* _Daftar Soal_:
a. Menurut teks tentang sejarah gurindam, karya Raja Ali Haji manakah yang membuat pamor gurindam meningkat hingga sejajar dengan pantun atau syair?
b. Kutip dari teks tentang sejarah gurindam bagian di antara "Mereka menganggap bahwa" dan "dirimu kelak tersesat.", termasuk kedua batas itu.
c. Menurut teks tentang sejarah gurindam, mengapa gurindam tetap banyak ditulis atau diucapkan sebagai sarana menyampaikan nasihat, padahal syair dan pantun pada mulanya lebih dikenal luas?

SEJARAH GURINDAM
Gurindam secara umum, semula dipahami sebagai dua baris
perkataan yang menjadi peribahasa atau pepatah. Mengingat pesan yang
dikandungnya berisi nasihat atau peringatan, maka dalam masyarakat
Melayu, gurindam sering dianggap sejenis dengan kata mutiara. Ia ditulis di
halaman buku atau ditempel di dinding sebagai penghias. Kadang kala diucapkan
oleh para tetua desa pada acara-acara tertentu sebagai nasihat atau peringatan.
Mereka menganggap bahwa nasihat seperti itu sebagai sesuatu yang patut
disampaikan dan diresapi pendengarnya. Perhatikan contoh
gurindam berikut ini:
Kurang pikir kurang siasat,
Tentu dirimu kelak tersesat.
Kalau mulut tajam dan kasar,
Boleh ditimpa bahaya besar.
Bagi masyarakat Melayu khususnya, kedua gurindam itu niscaya
sudah tidak asing lagi. Banyak di antara anggota masyarakat yang sengaja
membuat gurindam sekadar untuk memberi nasihat atau peringatan kepada orang
lain. Ini menunjukkan bahwa masyarakat tidak hanya sudah akrab dengan jenis
puisi ini, tetapi juga sangat peduli pada sesamanya, yang diwujudkan
dengan sikap saling menasihati. Itulah sebabnya, betapapun syair dan
pantun pada mulanya lebih dikenal luas, gurindam tetap saja
banyak ditulis atau diucapkan sebagai salah satu sarana untuk
menyampaikan nasihat.
“Pamor” gurindam kemudian meningkat dan
boleh dikatakan sejajar dengan pantun atau syair, setelah Raja Ali
Haji memperkenalkan karyanya Gurindam Dua Belas. Orang pun lalu
lebih banyak mengutip karya Raja Ali Haji itu dalam menyampaikan
nasihatnya. Sedangkan tradisi penulisan gurindam sejak Raja Ali
Haji, tidak banyak diketahui, bagaimana perkembangannya. Apakah
sampai kini gurindam masih ditulis orang atau tidak, juga sulit untuk
menjawabnya. Yang pasti, Gurindam Dua Belas masih tetap
dibaca orang dan diteliti oleh para sarjana berbagai bangsa.
***
Gurindam berasal dari bahasa Sansekerta. Namun ada juga
yang berpendapat berasal dari bahasa Tamil. Yang menjadi ciri
khasnya adalah bentuknya yang terdiri dari dua baris yang rima
akhirnya sama. Baris pertama berupa isyarat, peringatan atau semacam soal, dan
baris kedua berupa akibat atau jawabannya.

* _Data yang Ditampilkan_:
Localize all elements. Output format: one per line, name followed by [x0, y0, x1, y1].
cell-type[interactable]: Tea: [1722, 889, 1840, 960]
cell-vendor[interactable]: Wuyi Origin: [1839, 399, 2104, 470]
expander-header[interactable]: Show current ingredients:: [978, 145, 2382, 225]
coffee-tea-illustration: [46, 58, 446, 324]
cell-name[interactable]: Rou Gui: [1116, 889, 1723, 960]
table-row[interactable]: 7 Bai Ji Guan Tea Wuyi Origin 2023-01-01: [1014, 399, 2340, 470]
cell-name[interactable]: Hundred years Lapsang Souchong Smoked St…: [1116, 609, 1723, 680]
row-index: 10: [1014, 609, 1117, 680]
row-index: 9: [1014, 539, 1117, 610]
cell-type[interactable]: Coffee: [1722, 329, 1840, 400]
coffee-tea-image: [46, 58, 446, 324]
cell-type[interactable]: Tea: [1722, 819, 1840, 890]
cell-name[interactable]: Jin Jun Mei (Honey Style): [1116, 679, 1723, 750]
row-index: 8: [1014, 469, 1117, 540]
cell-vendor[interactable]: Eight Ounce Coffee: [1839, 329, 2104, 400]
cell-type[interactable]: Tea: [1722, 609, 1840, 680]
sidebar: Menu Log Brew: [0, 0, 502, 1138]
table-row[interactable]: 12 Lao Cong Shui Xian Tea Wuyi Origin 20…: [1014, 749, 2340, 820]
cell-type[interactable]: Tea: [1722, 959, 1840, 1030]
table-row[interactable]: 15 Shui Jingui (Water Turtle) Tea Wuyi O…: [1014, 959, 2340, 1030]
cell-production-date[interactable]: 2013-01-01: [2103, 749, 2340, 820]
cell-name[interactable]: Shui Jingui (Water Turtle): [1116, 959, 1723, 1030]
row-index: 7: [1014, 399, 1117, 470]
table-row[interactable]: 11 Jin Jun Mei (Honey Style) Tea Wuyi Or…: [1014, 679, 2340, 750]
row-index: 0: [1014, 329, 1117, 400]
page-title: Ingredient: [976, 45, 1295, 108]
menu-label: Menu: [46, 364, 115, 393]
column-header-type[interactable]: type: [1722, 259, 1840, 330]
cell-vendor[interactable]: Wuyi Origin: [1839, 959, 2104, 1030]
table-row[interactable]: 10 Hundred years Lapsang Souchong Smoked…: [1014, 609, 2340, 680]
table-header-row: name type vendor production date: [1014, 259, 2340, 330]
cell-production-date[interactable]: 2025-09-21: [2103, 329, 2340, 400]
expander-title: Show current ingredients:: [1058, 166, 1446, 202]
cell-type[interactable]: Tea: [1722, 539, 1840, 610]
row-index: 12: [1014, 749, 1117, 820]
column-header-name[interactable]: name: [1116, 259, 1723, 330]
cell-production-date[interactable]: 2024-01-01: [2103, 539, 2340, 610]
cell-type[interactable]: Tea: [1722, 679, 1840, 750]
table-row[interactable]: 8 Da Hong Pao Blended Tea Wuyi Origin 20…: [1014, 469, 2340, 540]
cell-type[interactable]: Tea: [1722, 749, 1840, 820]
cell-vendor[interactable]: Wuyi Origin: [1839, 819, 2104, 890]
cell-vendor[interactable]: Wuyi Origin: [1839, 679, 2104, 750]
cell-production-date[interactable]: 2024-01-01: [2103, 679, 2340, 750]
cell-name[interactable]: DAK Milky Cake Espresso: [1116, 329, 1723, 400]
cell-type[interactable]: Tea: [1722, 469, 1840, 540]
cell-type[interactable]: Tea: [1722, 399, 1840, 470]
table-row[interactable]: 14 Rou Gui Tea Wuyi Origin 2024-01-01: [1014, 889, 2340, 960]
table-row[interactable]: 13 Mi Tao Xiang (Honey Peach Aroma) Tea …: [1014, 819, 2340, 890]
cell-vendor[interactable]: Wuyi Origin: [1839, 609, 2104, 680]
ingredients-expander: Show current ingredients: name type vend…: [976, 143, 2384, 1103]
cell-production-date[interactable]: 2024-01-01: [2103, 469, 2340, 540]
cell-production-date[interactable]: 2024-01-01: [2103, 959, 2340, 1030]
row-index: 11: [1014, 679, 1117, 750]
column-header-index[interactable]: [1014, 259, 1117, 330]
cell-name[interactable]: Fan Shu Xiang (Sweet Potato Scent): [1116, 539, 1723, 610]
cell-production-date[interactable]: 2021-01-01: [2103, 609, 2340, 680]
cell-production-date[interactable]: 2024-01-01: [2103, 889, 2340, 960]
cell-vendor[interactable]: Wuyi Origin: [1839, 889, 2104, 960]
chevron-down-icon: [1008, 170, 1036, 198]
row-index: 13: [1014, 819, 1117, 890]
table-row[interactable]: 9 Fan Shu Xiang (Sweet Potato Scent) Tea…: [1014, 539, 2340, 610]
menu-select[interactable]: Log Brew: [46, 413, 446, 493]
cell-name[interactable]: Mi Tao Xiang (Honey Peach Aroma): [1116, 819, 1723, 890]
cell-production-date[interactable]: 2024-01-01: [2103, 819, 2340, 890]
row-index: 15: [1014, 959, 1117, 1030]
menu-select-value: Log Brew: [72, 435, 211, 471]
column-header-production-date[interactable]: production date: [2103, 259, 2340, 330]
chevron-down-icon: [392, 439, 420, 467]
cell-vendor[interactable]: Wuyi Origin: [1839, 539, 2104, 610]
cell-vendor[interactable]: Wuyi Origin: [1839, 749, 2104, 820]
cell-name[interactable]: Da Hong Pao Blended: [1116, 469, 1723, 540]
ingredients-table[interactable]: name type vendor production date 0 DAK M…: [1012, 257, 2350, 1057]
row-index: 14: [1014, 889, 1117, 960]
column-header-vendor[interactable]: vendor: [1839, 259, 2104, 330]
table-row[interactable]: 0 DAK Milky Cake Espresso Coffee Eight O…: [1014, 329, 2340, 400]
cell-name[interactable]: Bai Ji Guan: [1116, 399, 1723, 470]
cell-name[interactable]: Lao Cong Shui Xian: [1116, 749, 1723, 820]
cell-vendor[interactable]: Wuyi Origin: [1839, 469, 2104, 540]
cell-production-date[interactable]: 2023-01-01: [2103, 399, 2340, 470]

* _Jawaban Akhir_:
a. Gurindam Dua Belas.

b.
Mereka menganggap bahwa nasihat seperti itu sebagai sesuatu yang patut
disampaikan dan diresapi pendengarnya. Perhatikan contoh
gurindam berikut ini:
Kurang pikir kurang siasat,
Tentu dirimu kelak tersesat.

c. Masyarakat sudah akrab dengan jenis puisi ini. Mereka juga sangat peduli pada sesamanya, dan kepedulian itu diwujudkan dengan sikap saling menasihati. Banyak anggota masyarakat bahkan sengaja membuat gurindam untuk memberi nasihat atau peringatan kepada orang lain.